(Data tied to figure images)

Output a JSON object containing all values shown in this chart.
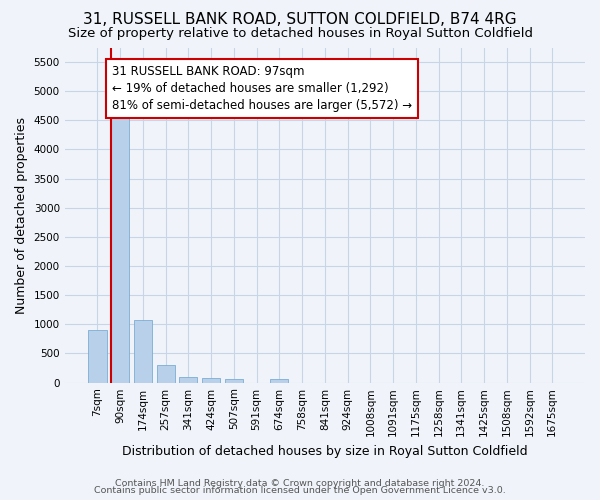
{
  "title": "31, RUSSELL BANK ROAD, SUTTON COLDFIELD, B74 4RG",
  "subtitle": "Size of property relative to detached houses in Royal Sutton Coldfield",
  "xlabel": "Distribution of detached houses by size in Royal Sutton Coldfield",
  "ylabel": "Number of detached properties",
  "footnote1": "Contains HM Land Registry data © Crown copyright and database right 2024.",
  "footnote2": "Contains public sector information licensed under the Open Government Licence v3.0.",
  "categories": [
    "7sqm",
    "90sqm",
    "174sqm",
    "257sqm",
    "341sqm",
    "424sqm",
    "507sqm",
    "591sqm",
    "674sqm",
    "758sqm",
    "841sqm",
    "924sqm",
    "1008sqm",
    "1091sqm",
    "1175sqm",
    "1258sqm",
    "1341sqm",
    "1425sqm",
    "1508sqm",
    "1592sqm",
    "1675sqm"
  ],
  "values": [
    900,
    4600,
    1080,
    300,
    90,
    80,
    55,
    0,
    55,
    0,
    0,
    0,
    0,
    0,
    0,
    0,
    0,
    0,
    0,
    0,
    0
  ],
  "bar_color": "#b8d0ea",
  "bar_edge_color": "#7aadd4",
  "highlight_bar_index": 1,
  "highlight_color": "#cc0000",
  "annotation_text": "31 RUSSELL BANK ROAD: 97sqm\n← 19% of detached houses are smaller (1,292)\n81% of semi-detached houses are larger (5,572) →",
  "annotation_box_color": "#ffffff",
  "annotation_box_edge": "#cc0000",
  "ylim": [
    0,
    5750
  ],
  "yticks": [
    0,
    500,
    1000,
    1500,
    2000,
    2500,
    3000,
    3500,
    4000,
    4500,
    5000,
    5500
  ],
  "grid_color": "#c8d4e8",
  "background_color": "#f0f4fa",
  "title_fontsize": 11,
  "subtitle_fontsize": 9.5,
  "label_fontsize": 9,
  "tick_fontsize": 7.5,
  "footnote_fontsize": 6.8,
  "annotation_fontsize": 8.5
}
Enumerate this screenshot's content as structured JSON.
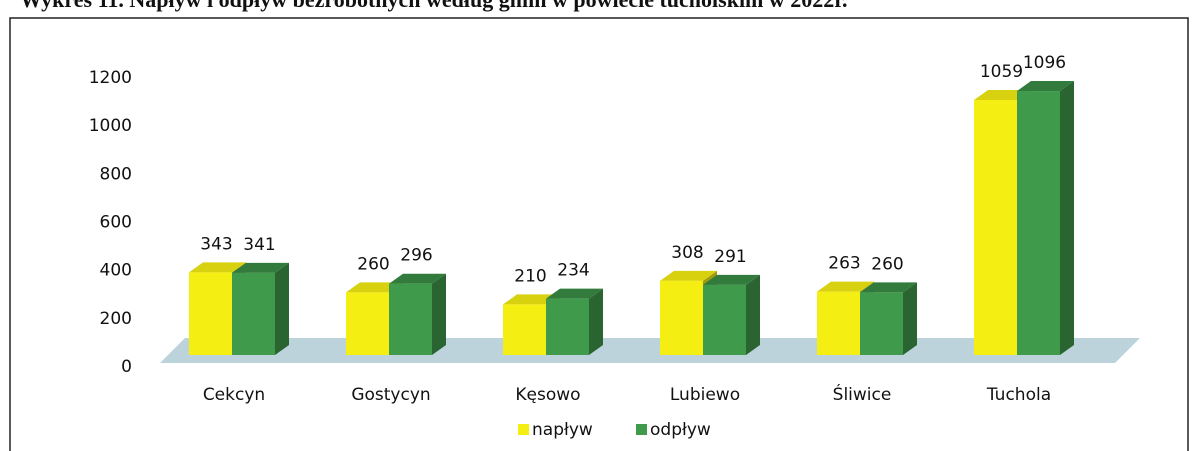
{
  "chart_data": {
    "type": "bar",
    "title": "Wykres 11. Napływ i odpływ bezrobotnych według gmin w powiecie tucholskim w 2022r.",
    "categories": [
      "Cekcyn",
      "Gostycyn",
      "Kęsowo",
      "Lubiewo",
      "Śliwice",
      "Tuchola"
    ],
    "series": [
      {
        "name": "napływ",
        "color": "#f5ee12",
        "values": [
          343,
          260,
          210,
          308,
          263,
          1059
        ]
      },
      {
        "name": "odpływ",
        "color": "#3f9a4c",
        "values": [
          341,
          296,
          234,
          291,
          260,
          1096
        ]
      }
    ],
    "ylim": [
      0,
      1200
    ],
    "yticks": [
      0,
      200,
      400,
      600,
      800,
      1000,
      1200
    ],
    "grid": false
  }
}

* [Stated exercise] Without the pictures, restate each entry exactly.

* [Completed exercise]
Output a JSON object containing all values shown in this chart.
{
  "title": "31, RUSSELL BANK ROAD, SUTTON COLDFIELD, B74 4RG",
  "subtitle": "Size of property relative to detached houses in Royal Sutton Coldfield",
  "xlabel": "Distribution of detached houses by size in Royal Sutton Coldfield",
  "ylabel": "Number of detached properties",
  "footnote1": "Contains HM Land Registry data © Crown copyright and database right 2024.",
  "footnote2": "Contains public sector information licensed under the Open Government Licence v3.0.",
  "categories": [
    "7sqm",
    "90sqm",
    "174sqm",
    "257sqm",
    "341sqm",
    "424sqm",
    "507sqm",
    "591sqm",
    "674sqm",
    "758sqm",
    "841sqm",
    "924sqm",
    "1008sqm",
    "1091sqm",
    "1175sqm",
    "1258sqm",
    "1341sqm",
    "1425sqm",
    "1508sqm",
    "1592sqm",
    "1675sqm"
  ],
  "values": [
    900,
    4600,
    1080,
    300,
    90,
    80,
    55,
    0,
    55,
    0,
    0,
    0,
    0,
    0,
    0,
    0,
    0,
    0,
    0,
    0,
    0
  ],
  "bar_color": "#b8d0ea",
  "bar_edge_color": "#7aadd4",
  "highlight_bar_index": 1,
  "highlight_color": "#cc0000",
  "annotation_text": "31 RUSSELL BANK ROAD: 97sqm\n← 19% of detached houses are smaller (1,292)\n81% of semi-detached houses are larger (5,572) →",
  "annotation_box_color": "#ffffff",
  "annotation_box_edge": "#cc0000",
  "ylim": [
    0,
    5750
  ],
  "yticks": [
    0,
    500,
    1000,
    1500,
    2000,
    2500,
    3000,
    3500,
    4000,
    4500,
    5000,
    5500
  ],
  "grid_color": "#c8d4e8",
  "background_color": "#f0f4fa",
  "title_fontsize": 11,
  "subtitle_fontsize": 9.5,
  "label_fontsize": 9,
  "tick_fontsize": 7.5,
  "footnote_fontsize": 6.8,
  "annotation_fontsize": 8.5
}
Enumerate this screenshot's content as structured JSON.
{
  "chart_data": {
    "type": "bar",
    "title": "Wykres 11. Napływ i odpływ bezrobotnych według gmin w powiecie tucholskim w 2022r.",
    "categories": [
      "Cekcyn",
      "Gostycyn",
      "Kęsowo",
      "Lubiewo",
      "Śliwice",
      "Tuchola"
    ],
    "series": [
      {
        "name": "napływ",
        "color": "#f5ee12",
        "values": [
          343,
          260,
          210,
          308,
          263,
          1059
        ]
      },
      {
        "name": "odpływ",
        "color": "#3f9a4c",
        "values": [
          341,
          296,
          234,
          291,
          260,
          1096
        ]
      }
    ],
    "ylim": [
      0,
      1200
    ],
    "yticks": [
      0,
      200,
      400,
      600,
      800,
      1000,
      1200
    ],
    "grid": false
  }
}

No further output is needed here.